OBJETIVO DE LA TAREA >>
Según el texto sobre la kombucha, ¿cuántos gramos de azúcar corresponden a cada tamaño de preparación? Enumere cada tamaño junto con su cantidad.

FRAGMENTO DEL TEXTO >>
Guía de Acceso Rápido:
Kombucha: El Probiótico Milenario en la Dieta Mediterránea
La kombucha ha ganado una popularidad inmensa en España como una alternativa saludable a los refrescos azucarados tradicionales. Al ser una bebida probiótica natural, ayuda a diversificar la microbiota intestinal, reforzando las defensas y mejorando la absorción de nutrientes. En el contexto de la dieta mediterránea, la kombucha encaja perfectamente como un digestivo refrescante, aportando ácidos orgánicos y enzimas que facilitan la digestión de comidas pesadas.
Preparación del Té para Kombucha

La cantidad de agua, azúcar y té dependerá del tamaño de tu SCOBY:
- 1 litro: Calienta 900 ml de agua filtrada, añade 60 g de azúcar y 3 bolsitas de té. Deja infusionar 15 minutos y retira las bolsitas.
- 2 litros: 1800 ml de agua, 120 g de azúcar, 6 bolsitas de té, infusionar 15 minutos.
- 3 litros: 2700 ml de agua, 180 g de azúcar, 9 bolsitas de té, infusionar 15 minutos.
- 5 litros: 4500 ml de agua, 300 g de azúcar, 15 bolsitas de té, infusionar 15 minutos.
Consejo: No dejes el té demasiado tiempo para evitar un sabor amargo.
El Secreto del Agua: ¿Grifo o Botella?
Para una kombucha con un sabor limpio y un SCOBY saludable, el tipo de agua es fundamental. En España, especialmente en la zona del Levante y la Costa Blanca, el agua suele ser muy dura (con mucha cal) y contiene altos niveles de cloro.
- Cloro y Cloramina: Estos químicos dañan el SCOBY. Si usas agua del grifo, hiérvela durante 10 minutos o déjala reposar 24 horas para que el cloro se evapore.

INFORMACIÓN >>
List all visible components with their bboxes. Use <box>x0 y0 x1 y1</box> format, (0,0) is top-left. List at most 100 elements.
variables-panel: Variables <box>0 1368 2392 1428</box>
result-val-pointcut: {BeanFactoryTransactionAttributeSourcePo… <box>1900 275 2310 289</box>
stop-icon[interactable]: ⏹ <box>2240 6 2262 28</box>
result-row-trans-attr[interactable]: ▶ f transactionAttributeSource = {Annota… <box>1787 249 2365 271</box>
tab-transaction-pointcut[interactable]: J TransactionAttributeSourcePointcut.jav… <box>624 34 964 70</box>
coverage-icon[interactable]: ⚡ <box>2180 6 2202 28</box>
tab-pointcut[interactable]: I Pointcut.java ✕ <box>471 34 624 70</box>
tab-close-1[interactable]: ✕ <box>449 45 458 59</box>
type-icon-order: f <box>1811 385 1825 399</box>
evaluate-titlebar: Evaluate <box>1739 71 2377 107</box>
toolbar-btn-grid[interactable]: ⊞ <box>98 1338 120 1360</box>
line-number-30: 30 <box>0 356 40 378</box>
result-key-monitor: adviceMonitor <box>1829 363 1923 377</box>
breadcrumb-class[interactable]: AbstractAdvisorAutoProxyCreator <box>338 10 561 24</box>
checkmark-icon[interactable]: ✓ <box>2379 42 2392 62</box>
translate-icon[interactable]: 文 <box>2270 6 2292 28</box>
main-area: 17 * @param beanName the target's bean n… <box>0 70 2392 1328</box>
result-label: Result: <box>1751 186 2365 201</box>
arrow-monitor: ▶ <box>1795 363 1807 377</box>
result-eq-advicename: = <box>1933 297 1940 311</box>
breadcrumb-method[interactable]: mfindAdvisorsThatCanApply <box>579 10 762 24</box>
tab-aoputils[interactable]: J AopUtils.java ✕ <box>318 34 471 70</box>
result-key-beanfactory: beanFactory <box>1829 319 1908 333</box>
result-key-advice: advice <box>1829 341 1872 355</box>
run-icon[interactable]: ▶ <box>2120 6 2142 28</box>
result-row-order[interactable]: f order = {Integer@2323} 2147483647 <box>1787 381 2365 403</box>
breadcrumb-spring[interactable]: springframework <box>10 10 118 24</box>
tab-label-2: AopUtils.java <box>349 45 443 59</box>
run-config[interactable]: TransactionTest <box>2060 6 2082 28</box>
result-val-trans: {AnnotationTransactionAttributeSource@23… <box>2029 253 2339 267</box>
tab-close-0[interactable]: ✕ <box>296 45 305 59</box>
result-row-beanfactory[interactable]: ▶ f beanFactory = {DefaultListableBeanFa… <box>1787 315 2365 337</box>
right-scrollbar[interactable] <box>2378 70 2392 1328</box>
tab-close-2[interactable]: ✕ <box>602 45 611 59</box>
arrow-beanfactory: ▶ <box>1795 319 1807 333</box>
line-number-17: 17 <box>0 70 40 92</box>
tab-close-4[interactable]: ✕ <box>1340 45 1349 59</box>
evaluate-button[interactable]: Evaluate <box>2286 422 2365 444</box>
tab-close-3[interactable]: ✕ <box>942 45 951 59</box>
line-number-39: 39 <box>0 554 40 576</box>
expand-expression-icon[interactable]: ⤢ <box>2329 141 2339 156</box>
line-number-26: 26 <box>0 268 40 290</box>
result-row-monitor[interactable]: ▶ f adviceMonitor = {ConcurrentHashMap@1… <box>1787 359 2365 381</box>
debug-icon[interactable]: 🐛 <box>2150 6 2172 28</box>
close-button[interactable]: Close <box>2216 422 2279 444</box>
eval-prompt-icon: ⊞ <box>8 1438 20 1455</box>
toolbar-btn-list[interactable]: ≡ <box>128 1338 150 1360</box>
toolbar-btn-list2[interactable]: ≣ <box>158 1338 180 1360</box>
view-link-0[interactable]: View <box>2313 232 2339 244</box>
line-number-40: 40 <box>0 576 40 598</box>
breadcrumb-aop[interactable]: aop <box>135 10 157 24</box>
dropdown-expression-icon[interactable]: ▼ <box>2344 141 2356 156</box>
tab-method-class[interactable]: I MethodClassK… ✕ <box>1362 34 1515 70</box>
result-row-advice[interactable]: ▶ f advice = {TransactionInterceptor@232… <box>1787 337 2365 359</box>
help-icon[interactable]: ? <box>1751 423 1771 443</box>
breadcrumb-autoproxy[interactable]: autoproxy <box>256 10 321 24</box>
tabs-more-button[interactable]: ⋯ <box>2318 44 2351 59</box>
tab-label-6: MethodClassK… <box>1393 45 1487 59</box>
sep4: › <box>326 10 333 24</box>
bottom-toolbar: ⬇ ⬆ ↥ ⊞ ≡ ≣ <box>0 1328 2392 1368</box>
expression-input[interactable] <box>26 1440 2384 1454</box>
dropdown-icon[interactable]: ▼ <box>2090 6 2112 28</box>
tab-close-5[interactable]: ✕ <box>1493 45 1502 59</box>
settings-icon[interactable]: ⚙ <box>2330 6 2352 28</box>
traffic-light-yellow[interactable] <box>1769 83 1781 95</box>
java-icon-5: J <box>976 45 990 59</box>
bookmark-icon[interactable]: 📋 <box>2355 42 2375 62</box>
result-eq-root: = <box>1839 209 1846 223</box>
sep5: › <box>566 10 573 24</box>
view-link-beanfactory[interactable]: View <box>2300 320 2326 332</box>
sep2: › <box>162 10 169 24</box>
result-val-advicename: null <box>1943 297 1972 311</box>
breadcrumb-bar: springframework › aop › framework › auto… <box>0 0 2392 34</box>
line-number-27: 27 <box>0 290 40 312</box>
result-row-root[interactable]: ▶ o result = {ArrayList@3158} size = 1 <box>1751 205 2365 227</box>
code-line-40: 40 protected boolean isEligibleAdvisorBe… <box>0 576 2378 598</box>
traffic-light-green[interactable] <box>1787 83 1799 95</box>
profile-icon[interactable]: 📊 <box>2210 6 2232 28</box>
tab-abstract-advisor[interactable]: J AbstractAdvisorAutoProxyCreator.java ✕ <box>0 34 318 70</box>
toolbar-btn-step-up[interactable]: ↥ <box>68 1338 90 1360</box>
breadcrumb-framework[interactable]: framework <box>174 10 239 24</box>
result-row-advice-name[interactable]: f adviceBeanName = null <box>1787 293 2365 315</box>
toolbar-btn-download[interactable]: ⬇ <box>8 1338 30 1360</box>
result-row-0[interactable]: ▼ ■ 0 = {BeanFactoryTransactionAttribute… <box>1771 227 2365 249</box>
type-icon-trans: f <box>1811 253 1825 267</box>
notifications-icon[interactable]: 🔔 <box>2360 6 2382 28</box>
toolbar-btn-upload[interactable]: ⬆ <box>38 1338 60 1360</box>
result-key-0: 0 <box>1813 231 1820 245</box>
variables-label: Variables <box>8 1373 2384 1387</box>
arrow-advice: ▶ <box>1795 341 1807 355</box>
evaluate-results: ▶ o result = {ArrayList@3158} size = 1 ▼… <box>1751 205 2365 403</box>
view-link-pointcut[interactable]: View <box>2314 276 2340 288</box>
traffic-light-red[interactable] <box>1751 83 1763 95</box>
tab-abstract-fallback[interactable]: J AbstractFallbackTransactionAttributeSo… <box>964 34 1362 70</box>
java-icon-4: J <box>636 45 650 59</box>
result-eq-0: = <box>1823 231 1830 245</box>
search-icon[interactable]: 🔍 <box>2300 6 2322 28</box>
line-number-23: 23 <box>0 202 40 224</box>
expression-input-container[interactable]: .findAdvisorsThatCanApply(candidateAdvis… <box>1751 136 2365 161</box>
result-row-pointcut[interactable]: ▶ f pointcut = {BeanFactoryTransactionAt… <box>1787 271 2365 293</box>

RESPUESTA ESCRITA >>
- 1 litro: 60 g de azúcar
- 2 litros: 120 g de azúcar
- 3 litros: 180 g de azúcar
- 5 litros: 300 g de azúcar